--- Begin ---

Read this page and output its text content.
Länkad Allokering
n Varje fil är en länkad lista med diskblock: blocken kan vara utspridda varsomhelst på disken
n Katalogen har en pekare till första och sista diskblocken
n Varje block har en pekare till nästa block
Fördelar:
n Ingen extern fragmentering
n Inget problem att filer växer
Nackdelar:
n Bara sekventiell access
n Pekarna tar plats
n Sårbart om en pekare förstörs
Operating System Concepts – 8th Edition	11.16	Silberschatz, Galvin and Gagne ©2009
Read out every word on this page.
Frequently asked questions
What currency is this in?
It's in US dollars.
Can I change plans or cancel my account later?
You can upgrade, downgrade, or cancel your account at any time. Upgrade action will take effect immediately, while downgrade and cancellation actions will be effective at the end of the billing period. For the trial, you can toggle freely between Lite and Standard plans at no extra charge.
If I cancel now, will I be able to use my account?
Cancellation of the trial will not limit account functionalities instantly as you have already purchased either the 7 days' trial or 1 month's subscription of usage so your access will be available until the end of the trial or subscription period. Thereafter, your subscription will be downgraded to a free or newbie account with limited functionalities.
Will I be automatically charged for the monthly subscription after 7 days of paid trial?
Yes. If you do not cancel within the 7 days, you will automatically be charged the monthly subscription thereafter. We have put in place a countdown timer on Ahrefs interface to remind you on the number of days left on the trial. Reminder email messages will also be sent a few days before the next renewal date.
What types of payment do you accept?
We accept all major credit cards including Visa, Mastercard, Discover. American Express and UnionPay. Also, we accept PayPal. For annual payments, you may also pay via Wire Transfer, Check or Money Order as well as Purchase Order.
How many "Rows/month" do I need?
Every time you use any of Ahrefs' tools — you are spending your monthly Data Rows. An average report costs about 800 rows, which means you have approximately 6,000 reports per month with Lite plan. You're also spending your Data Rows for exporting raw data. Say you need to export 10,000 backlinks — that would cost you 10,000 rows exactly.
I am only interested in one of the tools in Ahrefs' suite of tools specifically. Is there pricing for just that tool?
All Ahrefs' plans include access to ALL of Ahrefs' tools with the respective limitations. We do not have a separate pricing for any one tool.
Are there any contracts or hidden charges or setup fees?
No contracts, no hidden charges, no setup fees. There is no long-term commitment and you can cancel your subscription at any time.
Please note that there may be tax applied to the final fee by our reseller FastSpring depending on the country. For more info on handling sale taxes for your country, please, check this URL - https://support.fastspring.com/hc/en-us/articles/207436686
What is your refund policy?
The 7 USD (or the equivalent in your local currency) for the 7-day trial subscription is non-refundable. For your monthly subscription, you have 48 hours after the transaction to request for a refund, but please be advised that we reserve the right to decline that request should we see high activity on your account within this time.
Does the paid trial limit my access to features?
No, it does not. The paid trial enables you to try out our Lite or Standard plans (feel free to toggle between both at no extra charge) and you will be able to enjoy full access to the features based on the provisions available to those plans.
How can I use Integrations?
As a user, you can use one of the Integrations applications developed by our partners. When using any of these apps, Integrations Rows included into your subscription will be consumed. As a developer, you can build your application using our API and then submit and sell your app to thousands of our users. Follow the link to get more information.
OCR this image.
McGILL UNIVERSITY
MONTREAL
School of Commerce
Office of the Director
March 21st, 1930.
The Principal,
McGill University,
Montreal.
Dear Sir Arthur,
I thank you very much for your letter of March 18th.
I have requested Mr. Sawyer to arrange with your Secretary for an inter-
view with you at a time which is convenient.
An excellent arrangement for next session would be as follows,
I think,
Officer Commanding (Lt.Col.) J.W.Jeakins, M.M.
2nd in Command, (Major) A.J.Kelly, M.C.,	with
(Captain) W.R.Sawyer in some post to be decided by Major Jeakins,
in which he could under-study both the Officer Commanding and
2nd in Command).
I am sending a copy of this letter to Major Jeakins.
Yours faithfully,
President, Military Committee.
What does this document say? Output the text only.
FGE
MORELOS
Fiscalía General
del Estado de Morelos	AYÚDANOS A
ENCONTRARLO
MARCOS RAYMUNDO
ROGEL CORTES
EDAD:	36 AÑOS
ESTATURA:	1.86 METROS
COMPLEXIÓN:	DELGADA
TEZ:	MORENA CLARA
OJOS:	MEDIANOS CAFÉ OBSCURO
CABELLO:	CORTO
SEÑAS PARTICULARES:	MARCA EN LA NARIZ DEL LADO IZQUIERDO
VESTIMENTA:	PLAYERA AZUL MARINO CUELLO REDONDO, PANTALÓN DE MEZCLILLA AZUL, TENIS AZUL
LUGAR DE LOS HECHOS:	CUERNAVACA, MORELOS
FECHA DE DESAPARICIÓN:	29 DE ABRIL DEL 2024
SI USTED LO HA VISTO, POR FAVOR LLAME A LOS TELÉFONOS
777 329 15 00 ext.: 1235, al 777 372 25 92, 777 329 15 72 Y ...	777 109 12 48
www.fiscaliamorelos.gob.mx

--- End ---

> _JOB_
Copy out the whole listing exactly; please set it all down.

> _RESPONSE TO THE TASK_
Read this page and output its text content.
Länkad Allokering
n Varje fil är en länkad lista med diskblock: blocken kan vara utspridda varsomhelst på disken
n Katalogen har en pekare till första och sista diskblocken
n Varje block har en pekare till nästa block
Fördelar:
n Ingen extern fragmentering
n Inget problem att filer växer
Nackdelar:
n Bara sekventiell access
n Pekarna tar plats
n Sårbart om en pekare förstörs
Operating System Concepts – 8th Edition	11.16	Silberschatz, Galvin and Gagne ©2009
Read out every word on this page.
Frequently asked questions
What currency is this in?
It's in US dollars.
Can I change plans or cancel my account later?
You can upgrade, downgrade, or cancel your account at any time. Upgrade action will take effect immediately, while downgrade and cancellation actions will be effective at the end of the billing period. For the trial, you can toggle freely between Lite and Standard plans at no extra charge.
If I cancel now, will I be able to use my account?
Cancellation of the trial will not limit account functionalities instantly as you have already purchased either the 7 days' trial or 1 month's subscription of usage so your access will be available until the end of the trial or subscription period. Thereafter, your subscription will be downgraded to a free or newbie account with limited functionalities.
Will I be automatically charged for the monthly subscription after 7 days of paid trial?
Yes. If you do not cancel within the 7 days, you will automatically be charged the monthly subscription thereafter. We have put in place a countdown timer on Ahrefs interface to remind you on the number of days left on the trial. Reminder email messages will also be sent a few days before the next renewal date.
What types of payment do you accept?
We accept all major credit cards including Visa, Mastercard, Discover. American Express and UnionPay. Also, we accept PayPal. For annual payments, you may also pay via Wire Transfer, Check or Money Order as well as Purchase Order.
How many "Rows/month" do I need?
Every time you use any of Ahrefs' tools — you are spending your monthly Data Rows. An average report costs about 800 rows, which means you have approximately 6,000 reports per month with Lite plan. You're also spending your Data Rows for exporting raw data. Say you need to export 10,000 backlinks — that would cost you 10,000 rows exactly.
I am only interested in one of the tools in Ahrefs' suite of tools specifically. Is there pricing for just that tool?
All Ahrefs' plans include access to ALL of Ahrefs' tools with the respective limitations. We do not have a separate pricing for any one tool.
Are there any contracts or hidden charges or setup fees?
No contracts, no hidden charges, no setup fees. There is no long-term commitment and you can cancel your subscription at any time.
Please note that there may be tax applied to the final fee by our reseller FastSpring depending on the country. For more info on handling sale taxes for your country, please, check this URL - https://support.fastspring.com/hc/en-us/articles/207436686
What is your refund policy?
The 7 USD (or the equivalent in your local currency) for the 7-day trial subscription is non-refundable. For your monthly subscription, you have 48 hours after the transaction to request for a refund, but please be advised that we reserve the right to decline that request should we see high activity on your account within this time.
Does the paid trial limit my access to features?
No, it does not. The paid trial enables you to try out our Lite or Standard plans (feel free to toggle between both at no extra charge) and you will be able to enjoy full access to the features based on the provisions available to those plans.
How can I use Integrations?
As a user, you can use one of the Integrations applications developed by our partners. When using any of these apps, Integrations Rows included into your subscription will be consumed. As a developer, you can build your application using our API and then submit and sell your app to thousands of our users. Follow the link to get more information.
OCR this image.
McGILL UNIVERSITY
MONTREAL
School of Commerce
Office of the Director
March 21st, 1930.
The Principal,
McGill University,
Montreal.
Dear Sir Arthur,
I thank you very much for your letter of March 18th.
I have requested Mr. Sawyer to arrange with your Secretary for an inter-
view with you at a time which is convenient.
An excellent arrangement for next session would be as follows,
I think,
Officer Commanding (Lt.Col.) J.W.Jeakins, M.M.
2nd in Command, (Major) A.J.Kelly, M.C.,	with
(Captain) W.R.Sawyer in some post to be decided by Major Jeakins,
in which he could under-study both the Officer Commanding and
2nd in Command).
I am sending a copy of this letter to Major Jeakins.
Yours faithfully,
President, Military Committee.
What does this document say? Output the text only.
FGE
MORELOS
Fiscalía General
del Estado de Morelos	AYÚDANOS A
ENCONTRARLO
MARCOS RAYMUNDO
ROGEL CORTES
EDAD:	36 AÑOS
ESTATURA:	1.86 METROS
COMPLEXIÓN:	DELGADA
TEZ:	MORENA CLARA
OJOS:	MEDIANOS CAFÉ OBSCURO
CABELLO:	CORTO
SEÑAS PARTICULARES:	MARCA EN LA NARIZ DEL LADO IZQUIERDO
VESTIMENTA:	PLAYERA AZUL MARINO CUELLO REDONDO, PANTALÓN DE MEZCLILLA AZUL, TENIS AZUL
LUGAR DE LOS HECHOS:	CUERNAVACA, MORELOS
FECHA DE DESAPARICIÓN:	29 DE ABRIL DEL 2024
SI USTED LO HA VISTO, POR FAVOR LLAME A LOS TELÉFONOS
777 329 15 00 ext.: 1235, al 777 372 25 92, 777 329 15 72 Y ...	777 109 12 48
www.fiscaliamorelos.gob.mx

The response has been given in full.